◆ **GIVEN TASK**
Pick out every line that holds the string "name" and copy it.

◆ **DATASET ENTRIES**
◇ ◇ ◇

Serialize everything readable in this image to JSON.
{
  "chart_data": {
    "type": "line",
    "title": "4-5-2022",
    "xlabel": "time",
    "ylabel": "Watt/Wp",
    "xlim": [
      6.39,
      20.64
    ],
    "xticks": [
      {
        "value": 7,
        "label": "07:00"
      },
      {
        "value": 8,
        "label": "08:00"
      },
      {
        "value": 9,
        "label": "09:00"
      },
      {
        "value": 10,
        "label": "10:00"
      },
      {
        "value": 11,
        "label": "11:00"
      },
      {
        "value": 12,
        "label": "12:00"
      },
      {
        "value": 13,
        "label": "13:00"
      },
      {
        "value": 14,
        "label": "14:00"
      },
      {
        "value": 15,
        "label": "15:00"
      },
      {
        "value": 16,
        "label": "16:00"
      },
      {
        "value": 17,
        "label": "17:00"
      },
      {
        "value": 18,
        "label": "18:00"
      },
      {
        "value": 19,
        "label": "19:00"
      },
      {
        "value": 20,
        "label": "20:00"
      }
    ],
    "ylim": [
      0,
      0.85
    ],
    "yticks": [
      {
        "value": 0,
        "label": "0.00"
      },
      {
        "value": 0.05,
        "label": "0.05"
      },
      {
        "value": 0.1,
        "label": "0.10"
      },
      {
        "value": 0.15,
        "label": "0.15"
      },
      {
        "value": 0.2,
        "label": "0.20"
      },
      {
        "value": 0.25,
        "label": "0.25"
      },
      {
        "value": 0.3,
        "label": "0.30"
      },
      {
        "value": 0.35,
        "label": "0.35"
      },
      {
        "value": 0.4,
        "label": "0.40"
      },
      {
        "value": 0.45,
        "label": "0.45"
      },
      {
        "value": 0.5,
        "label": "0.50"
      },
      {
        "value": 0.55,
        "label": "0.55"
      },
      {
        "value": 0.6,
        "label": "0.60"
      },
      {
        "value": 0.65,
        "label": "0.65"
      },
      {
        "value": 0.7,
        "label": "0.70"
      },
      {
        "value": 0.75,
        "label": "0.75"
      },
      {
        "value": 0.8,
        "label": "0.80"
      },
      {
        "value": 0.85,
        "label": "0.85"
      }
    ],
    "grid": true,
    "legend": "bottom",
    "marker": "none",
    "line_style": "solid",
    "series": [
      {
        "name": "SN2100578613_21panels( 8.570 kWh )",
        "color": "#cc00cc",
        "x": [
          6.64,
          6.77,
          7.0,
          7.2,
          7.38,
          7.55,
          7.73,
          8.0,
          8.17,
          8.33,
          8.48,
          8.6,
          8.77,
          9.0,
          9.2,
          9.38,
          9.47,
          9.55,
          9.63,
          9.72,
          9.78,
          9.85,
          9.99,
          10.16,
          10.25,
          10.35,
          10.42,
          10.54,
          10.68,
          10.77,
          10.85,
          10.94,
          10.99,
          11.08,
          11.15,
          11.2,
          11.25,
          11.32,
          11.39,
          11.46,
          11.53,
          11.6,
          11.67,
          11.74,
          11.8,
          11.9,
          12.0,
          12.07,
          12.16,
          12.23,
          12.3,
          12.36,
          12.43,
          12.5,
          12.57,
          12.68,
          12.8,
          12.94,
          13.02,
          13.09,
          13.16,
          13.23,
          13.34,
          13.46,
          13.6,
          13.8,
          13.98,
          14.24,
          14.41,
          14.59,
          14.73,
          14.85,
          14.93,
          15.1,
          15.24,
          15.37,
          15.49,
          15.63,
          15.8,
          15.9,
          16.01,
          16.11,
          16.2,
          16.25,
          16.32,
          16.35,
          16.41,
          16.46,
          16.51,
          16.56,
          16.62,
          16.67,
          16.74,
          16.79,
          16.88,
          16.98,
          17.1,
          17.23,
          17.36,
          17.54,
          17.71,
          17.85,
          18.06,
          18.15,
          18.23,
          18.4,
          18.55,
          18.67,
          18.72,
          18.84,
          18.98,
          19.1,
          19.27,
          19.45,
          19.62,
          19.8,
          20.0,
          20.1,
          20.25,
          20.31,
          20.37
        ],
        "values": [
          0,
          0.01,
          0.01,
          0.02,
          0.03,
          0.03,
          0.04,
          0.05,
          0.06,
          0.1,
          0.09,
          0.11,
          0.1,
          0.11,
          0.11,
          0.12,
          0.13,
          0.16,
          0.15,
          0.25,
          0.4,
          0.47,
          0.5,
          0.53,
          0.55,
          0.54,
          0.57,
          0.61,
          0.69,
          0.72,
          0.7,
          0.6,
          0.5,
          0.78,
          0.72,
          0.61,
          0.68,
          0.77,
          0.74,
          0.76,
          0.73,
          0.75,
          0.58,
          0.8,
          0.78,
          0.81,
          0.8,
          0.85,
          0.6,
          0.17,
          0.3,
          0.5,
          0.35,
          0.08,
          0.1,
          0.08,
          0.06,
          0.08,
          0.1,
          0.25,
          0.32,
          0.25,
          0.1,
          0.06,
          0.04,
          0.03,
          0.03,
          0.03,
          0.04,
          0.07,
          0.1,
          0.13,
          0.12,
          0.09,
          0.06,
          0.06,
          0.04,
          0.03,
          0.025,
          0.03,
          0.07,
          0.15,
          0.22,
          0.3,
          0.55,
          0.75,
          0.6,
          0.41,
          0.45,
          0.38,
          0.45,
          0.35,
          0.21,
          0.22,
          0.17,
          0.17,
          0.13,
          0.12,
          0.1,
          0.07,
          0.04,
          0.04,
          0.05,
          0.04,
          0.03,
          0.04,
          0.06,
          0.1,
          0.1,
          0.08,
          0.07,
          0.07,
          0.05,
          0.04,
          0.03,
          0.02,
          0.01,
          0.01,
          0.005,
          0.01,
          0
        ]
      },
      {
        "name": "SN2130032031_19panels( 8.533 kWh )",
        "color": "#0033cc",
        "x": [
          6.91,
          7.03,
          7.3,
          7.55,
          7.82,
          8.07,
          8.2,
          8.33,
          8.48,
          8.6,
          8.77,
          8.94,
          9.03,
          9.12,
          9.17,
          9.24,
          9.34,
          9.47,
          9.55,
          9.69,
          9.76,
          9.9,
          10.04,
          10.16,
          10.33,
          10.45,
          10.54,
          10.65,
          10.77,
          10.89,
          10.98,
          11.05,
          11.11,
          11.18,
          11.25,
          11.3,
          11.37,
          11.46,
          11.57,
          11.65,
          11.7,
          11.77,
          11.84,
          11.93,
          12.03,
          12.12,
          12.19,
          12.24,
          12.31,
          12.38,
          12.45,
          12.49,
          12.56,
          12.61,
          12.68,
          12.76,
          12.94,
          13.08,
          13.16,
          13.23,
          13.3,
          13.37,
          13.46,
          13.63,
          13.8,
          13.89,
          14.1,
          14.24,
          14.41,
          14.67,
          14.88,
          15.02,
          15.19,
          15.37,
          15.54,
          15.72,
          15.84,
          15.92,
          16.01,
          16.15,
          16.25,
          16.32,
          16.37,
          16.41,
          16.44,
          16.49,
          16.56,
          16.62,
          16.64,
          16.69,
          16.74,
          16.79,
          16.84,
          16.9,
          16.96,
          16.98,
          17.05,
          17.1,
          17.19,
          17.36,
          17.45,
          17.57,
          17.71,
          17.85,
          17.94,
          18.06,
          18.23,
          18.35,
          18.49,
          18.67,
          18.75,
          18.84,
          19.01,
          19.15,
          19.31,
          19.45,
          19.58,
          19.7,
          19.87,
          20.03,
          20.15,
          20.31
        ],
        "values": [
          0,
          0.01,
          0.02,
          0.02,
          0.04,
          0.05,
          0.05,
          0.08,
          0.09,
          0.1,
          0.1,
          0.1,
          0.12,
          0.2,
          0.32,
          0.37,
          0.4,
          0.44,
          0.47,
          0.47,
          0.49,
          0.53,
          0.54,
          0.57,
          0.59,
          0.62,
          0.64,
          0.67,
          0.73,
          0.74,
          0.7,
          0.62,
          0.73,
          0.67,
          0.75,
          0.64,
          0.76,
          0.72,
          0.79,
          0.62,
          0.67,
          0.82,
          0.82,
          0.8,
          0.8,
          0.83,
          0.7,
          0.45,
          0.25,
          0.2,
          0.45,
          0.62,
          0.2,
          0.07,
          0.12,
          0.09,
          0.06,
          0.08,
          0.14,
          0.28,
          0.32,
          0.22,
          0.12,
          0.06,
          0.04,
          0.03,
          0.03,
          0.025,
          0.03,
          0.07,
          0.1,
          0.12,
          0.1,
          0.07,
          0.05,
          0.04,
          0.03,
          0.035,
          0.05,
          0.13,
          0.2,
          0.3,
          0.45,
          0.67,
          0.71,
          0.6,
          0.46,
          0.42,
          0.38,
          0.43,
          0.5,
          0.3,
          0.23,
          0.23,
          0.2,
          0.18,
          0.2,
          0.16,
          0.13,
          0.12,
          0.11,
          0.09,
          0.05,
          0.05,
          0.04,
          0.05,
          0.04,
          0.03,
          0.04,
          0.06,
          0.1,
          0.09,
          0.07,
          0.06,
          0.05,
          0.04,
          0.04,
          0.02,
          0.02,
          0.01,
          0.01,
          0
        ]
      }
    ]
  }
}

◇ ◇ ◇

◆ **TASK RESPONSE**
        "name": "SN2100578613_21panels( 8.570 kWh )",
        "name": "SN2130032031_19panels( 8.533 kWh )",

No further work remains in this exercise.